Work instructions: Leave out the pictures and copy everything else below exactly.

------------------------------

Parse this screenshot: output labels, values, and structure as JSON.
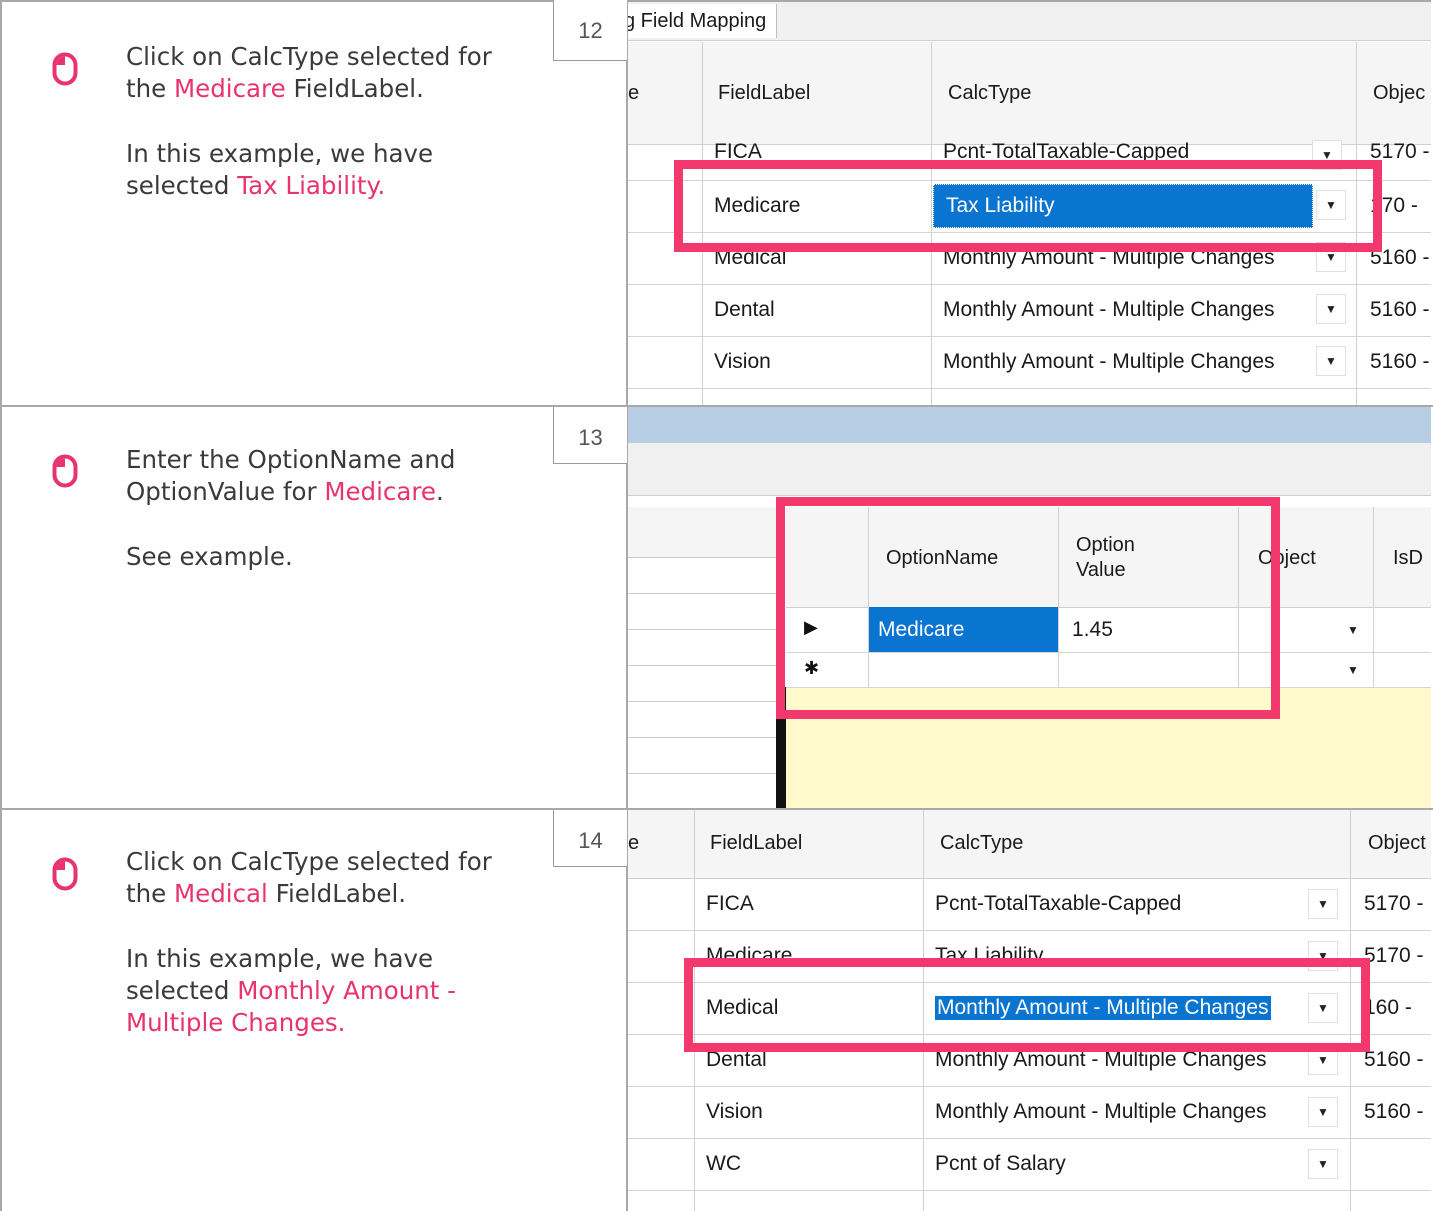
{
  "colors": {
    "accent": "#e8336d",
    "highlight_box": "#f2386d",
    "selection": "#0a74d1",
    "note_bg": "#fff9cc",
    "header_band": "#b7cde4"
  },
  "steps": [
    {
      "number": "12",
      "icon": "mouse-icon",
      "line1_a": "Click on CalcType selected for",
      "line2_a": "the ",
      "line2_hl": "Medicare",
      "line2_b": " FieldLabel.",
      "para2_a": "In this example, we have",
      "para2_b": "selected ",
      "para2_hl": "Tax Liability."
    },
    {
      "number": "13",
      "icon": "mouse-icon",
      "line1_a": "Enter the OptionName and",
      "line2_a": "OptionValue for ",
      "line2_hl": "Medicare",
      "line2_b": ".",
      "para2_a": "See example."
    },
    {
      "number": "14",
      "icon": "mouse-icon",
      "line1_a": "Click on CalcType selected for",
      "line2_a": "the ",
      "line2_hl": "Medical",
      "line2_b": " FieldLabel.",
      "para2_a": "In this example, we have",
      "para2_b": "selected ",
      "para2_hl": "Monthly Amount -",
      "para2_hl2": "Multiple Changes."
    }
  ],
  "grid1": {
    "tab": "g Field Mapping",
    "header_stub": "e",
    "headers": [
      "FieldLabel",
      "CalcType",
      "Objec"
    ],
    "rows": [
      {
        "label": "FICA",
        "calc": "Pcnt-TotalTaxable-Capped",
        "obj": "5170 -"
      },
      {
        "label": "Medicare",
        "calc": "Tax Liability",
        "obj": "170 -"
      },
      {
        "label": "Medical",
        "calc": "Monthly Amount - Multiple Changes",
        "obj": "5160 -"
      },
      {
        "label": "Dental",
        "calc": "Monthly Amount - Multiple Changes",
        "obj": "5160 -"
      },
      {
        "label": "Vision",
        "calc": "Monthly Amount - Multiple Changes",
        "obj": "5160 -"
      }
    ]
  },
  "grid2": {
    "headers": [
      "OptionName",
      "Option Value",
      "Object",
      "IsD"
    ],
    "rows": [
      {
        "indicator": "▶",
        "name": "Medicare",
        "value": "1.45"
      },
      {
        "indicator": "✱",
        "name": "",
        "value": ""
      }
    ]
  },
  "grid3": {
    "header_stub": "e",
    "headers": [
      "FieldLabel",
      "CalcType",
      "Object"
    ],
    "rows": [
      {
        "label": "FICA",
        "calc": "Pcnt-TotalTaxable-Capped",
        "obj": "5170 -"
      },
      {
        "label": "Medicare",
        "calc": "Tax Liability",
        "obj": "5170 -"
      },
      {
        "label": "Medical",
        "calc": "Monthly Amount - Multiple Changes",
        "obj": "160 -"
      },
      {
        "label": "Dental",
        "calc": "Monthly Amount - Multiple Changes",
        "obj": "5160 -"
      },
      {
        "label": "Vision",
        "calc": "Monthly Amount - Multiple Changes",
        "obj": "5160 -"
      },
      {
        "label": "WC",
        "calc": "Pcnt of Salary",
        "obj": ""
      }
    ]
  }
}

------------------------------

Complete output:
Parse this screenshot: output labels, values, and structure as JSON.
{
  "colors": {
    "accent": "#e8336d",
    "highlight_box": "#f2386d",
    "selection": "#0a74d1",
    "note_bg": "#fff9cc",
    "header_band": "#b7cde4"
  },
  "steps": [
    {
      "number": "12",
      "icon": "mouse-icon",
      "line1_a": "Click on CalcType selected for",
      "line2_a": "the ",
      "line2_hl": "Medicare",
      "line2_b": " FieldLabel.",
      "para2_a": "In this example, we have",
      "para2_b": "selected ",
      "para2_hl": "Tax Liability."
    },
    {
      "number": "13",
      "icon": "mouse-icon",
      "line1_a": "Enter the OptionName and",
      "line2_a": "OptionValue for ",
      "line2_hl": "Medicare",
      "line2_b": ".",
      "para2_a": "See example."
    },
    {
      "number": "14",
      "icon": "mouse-icon",
      "line1_a": "Click on CalcType selected for",
      "line2_a": "the ",
      "line2_hl": "Medical",
      "line2_b": " FieldLabel.",
      "para2_a": "In this example, we have",
      "para2_b": "selected ",
      "para2_hl": "Monthly Amount -",
      "para2_hl2": "Multiple Changes."
    }
  ],
  "grid1": {
    "tab": "g Field Mapping",
    "header_stub": "e",
    "headers": [
      "FieldLabel",
      "CalcType",
      "Objec"
    ],
    "rows": [
      {
        "label": "FICA",
        "calc": "Pcnt-TotalTaxable-Capped",
        "obj": "5170 -"
      },
      {
        "label": "Medicare",
        "calc": "Tax Liability",
        "obj": "170 -"
      },
      {
        "label": "Medical",
        "calc": "Monthly Amount - Multiple Changes",
        "obj": "5160 -"
      },
      {
        "label": "Dental",
        "calc": "Monthly Amount - Multiple Changes",
        "obj": "5160 -"
      },
      {
        "label": "Vision",
        "calc": "Monthly Amount - Multiple Changes",
        "obj": "5160 -"
      }
    ]
  },
  "grid2": {
    "headers": [
      "OptionName",
      "Option Value",
      "Object",
      "IsD"
    ],
    "rows": [
      {
        "indicator": "▶",
        "name": "Medicare",
        "value": "1.45"
      },
      {
        "indicator": "✱",
        "name": "",
        "value": ""
      }
    ]
  },
  "grid3": {
    "header_stub": "e",
    "headers": [
      "FieldLabel",
      "CalcType",
      "Object"
    ],
    "rows": [
      {
        "label": "FICA",
        "calc": "Pcnt-TotalTaxable-Capped",
        "obj": "5170 -"
      },
      {
        "label": "Medicare",
        "calc": "Tax Liability",
        "obj": "5170 -"
      },
      {
        "label": "Medical",
        "calc": "Monthly Amount - Multiple Changes",
        "obj": "160 -"
      },
      {
        "label": "Dental",
        "calc": "Monthly Amount - Multiple Changes",
        "obj": "5160 -"
      },
      {
        "label": "Vision",
        "calc": "Monthly Amount - Multiple Changes",
        "obj": "5160 -"
      },
      {
        "label": "WC",
        "calc": "Pcnt of Salary",
        "obj": ""
      }
    ]
  }
}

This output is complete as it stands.